**What this task involves:**
Reproduce all of the material word for word.

**Some records:**

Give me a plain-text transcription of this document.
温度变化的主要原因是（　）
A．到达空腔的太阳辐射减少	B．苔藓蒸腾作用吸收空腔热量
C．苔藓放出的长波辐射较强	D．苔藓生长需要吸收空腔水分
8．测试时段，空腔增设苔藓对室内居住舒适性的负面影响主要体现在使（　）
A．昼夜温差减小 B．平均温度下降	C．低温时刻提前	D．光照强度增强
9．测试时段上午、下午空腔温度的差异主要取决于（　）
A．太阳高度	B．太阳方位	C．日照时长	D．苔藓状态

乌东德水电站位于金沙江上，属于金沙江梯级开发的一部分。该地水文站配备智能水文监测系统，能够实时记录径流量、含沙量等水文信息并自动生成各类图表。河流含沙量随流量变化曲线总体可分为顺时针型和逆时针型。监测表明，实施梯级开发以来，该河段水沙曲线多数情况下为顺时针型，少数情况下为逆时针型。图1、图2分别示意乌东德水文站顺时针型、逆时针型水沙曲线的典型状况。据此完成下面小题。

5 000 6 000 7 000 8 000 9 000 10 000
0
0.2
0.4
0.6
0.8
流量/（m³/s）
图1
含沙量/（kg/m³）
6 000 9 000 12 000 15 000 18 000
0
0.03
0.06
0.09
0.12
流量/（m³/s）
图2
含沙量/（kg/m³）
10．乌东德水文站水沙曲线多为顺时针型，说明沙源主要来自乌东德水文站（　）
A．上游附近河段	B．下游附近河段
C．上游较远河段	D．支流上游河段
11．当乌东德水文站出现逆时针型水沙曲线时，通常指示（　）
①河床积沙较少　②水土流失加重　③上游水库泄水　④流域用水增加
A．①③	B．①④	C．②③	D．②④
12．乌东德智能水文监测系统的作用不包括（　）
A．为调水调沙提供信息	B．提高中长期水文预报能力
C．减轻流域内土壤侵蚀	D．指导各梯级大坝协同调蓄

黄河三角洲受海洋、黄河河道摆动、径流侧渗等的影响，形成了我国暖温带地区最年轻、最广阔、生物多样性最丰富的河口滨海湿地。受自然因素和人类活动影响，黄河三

**The reply:**
Give me a plain-text transcription of this document.
温度变化的主要原因是（　）
A．到达空腔的太阳辐射减少	B．苔藓蒸腾作用吸收空腔热量
C．苔藓放出的长波辐射较强	D．苔藓生长需要吸收空腔水分
8．测试时段，空腔增设苔藓对室内居住舒适性的负面影响主要体现在使（　）
A．昼夜温差减小 B．平均温度下降	C．低温时刻提前	D．光照强度增强
9．测试时段上午、下午空腔温度的差异主要取决于（　）
A．太阳高度	B．太阳方位	C．日照时长	D．苔藓状态

乌东德水电站位于金沙江上，属于金沙江梯级开发的一部分。该地水文站配备智能水文监测系统，能够实时记录径流量、含沙量等水文信息并自动生成各类图表。河流含沙量随流量变化曲线总体可分为顺时针型和逆时针型。监测表明，实施梯级开发以来，该河段水沙曲线多数情况下为顺时针型，少数情况下为逆时针型。图1、图2分别示意乌东德水文站顺时针型、逆时针型水沙曲线的典型状况。据此完成下面小题。

5 000 6 000 7 000 8 000 9 000 10 000
0
0.2
0.4
0.6
0.8
流量/（m³/s）
图1
含沙量/（kg/m³）
6 000 9 000 12 000 15 000 18 000
0
0.03
0.06
0.09
0.12
流量/（m³/s）
图2
含沙量/（kg/m³）
10．乌东德水文站水沙曲线多为顺时针型，说明沙源主要来自乌东德水文站（　）
A．上游附近河段	B．下游附近河段
C．上游较远河段	D．支流上游河段
11．当乌东德水文站出现逆时针型水沙曲线时，通常指示（　）
①河床积沙较少　②水土流失加重　③上游水库泄水　④流域用水增加
A．①③	B．①④	C．②③	D．②④
12．乌东德智能水文监测系统的作用不包括（　）
A．为调水调沙提供信息	B．提高中长期水文预报能力
C．减轻流域内土壤侵蚀	D．指导各梯级大坝协同调蓄

黄河三角洲受海洋、黄河河道摆动、径流侧渗等的影响，形成了我国暖温带地区最年轻、最广阔、生物多样性最丰富的河口滨海湿地。受自然因素和人类活动影响，黄河三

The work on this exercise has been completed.